• [WRITTEN REQUEST]:
Quote all entries in full, exactly.

(Records from a data source)
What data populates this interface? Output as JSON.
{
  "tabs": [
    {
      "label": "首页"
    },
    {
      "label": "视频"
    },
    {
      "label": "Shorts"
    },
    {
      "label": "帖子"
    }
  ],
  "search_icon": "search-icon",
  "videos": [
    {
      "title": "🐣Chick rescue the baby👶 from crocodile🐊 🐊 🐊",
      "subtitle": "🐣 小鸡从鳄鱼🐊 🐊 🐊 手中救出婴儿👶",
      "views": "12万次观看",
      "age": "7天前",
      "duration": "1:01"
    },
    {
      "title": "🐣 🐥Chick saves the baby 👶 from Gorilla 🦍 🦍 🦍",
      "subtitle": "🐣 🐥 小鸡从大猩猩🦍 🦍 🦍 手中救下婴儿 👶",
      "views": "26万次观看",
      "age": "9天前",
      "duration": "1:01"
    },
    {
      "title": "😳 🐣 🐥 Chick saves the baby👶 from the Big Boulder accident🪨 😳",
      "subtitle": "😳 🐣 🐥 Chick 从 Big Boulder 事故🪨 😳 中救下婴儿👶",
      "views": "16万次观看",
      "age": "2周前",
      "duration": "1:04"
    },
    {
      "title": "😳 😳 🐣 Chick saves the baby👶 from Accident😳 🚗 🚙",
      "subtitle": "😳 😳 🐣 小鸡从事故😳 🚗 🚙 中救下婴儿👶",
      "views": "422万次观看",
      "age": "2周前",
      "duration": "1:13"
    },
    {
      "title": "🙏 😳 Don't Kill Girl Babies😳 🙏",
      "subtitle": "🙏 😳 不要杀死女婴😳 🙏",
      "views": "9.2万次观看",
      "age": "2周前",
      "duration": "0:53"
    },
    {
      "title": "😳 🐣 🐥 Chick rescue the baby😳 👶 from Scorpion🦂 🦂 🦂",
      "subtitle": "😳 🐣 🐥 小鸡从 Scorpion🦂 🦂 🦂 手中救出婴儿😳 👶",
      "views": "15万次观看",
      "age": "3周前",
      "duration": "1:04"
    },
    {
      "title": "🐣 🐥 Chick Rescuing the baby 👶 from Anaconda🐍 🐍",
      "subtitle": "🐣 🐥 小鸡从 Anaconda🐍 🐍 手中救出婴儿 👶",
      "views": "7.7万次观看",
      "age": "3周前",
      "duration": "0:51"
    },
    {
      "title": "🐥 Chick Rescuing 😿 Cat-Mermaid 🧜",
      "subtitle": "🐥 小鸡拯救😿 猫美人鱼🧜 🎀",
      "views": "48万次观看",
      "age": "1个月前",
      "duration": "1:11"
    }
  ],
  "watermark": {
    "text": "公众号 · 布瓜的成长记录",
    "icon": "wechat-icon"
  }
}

• [FULL RESPONSE]:
What data populates this interface? Output as JSON.
{
  "tabs": [
    {
      "label": "首页"
    },
    {
      "label": "视频"
    },
    {
      "label": "Shorts"
    },
    {
      "label": "帖子"
    }
  ],
  "search_icon": "search-icon",
  "videos": [
    {
      "title": "🐣Chick rescue the baby👶 from crocodile🐊 🐊 🐊",
      "subtitle": "🐣 小鸡从鳄鱼🐊 🐊 🐊 手中救出婴儿👶",
      "views": "12万次观看",
      "age": "7天前",
      "duration": "1:01"
    },
    {
      "title": "🐣 🐥Chick saves the baby 👶 from Gorilla 🦍 🦍 🦍",
      "subtitle": "🐣 🐥 小鸡从大猩猩🦍 🦍 🦍 手中救下婴儿 👶",
      "views": "26万次观看",
      "age": "9天前",
      "duration": "1:01"
    },
    {
      "title": "😳 🐣 🐥 Chick saves the baby👶 from the Big Boulder accident🪨 😳",
      "subtitle": "😳 🐣 🐥 Chick 从 Big Boulder 事故🪨 😳 中救下婴儿👶",
      "views": "16万次观看",
      "age": "2周前",
      "duration": "1:04"
    },
    {
      "title": "😳 😳 🐣 Chick saves the baby👶 from Accident😳 🚗 🚙",
      "subtitle": "😳 😳 🐣 小鸡从事故😳 🚗 🚙 中救下婴儿👶",
      "views": "422万次观看",
      "age": "2周前",
      "duration": "1:13"
    },
    {
      "title": "🙏 😳 Don't Kill Girl Babies😳 🙏",
      "subtitle": "🙏 😳 不要杀死女婴😳 🙏",
      "views": "9.2万次观看",
      "age": "2周前",
      "duration": "0:53"
    },
    {
      "title": "😳 🐣 🐥 Chick rescue the baby😳 👶 from Scorpion🦂 🦂 🦂",
      "subtitle": "😳 🐣 🐥 小鸡从 Scorpion🦂 🦂 🦂 手中救出婴儿😳 👶",
      "views": "15万次观看",
      "age": "3周前",
      "duration": "1:04"
    },
    {
      "title": "🐣 🐥 Chick Rescuing the baby 👶 from Anaconda🐍 🐍",
      "subtitle": "🐣 🐥 小鸡从 Anaconda🐍 🐍 手中救出婴儿 👶",
      "views": "7.7万次观看",
      "age": "3周前",
      "duration": "0:51"
    },
    {
      "title": "🐥 Chick Rescuing 😿 Cat-Mermaid 🧜",
      "subtitle": "🐥 小鸡拯救😿 猫美人鱼🧜 🎀",
      "views": "48万次观看",
      "age": "1个月前",
      "duration": "1:11"
    }
  ],
  "watermark": {
    "text": "公众号 · 布瓜的成长记录",
    "icon": "wechat-icon"
  }
}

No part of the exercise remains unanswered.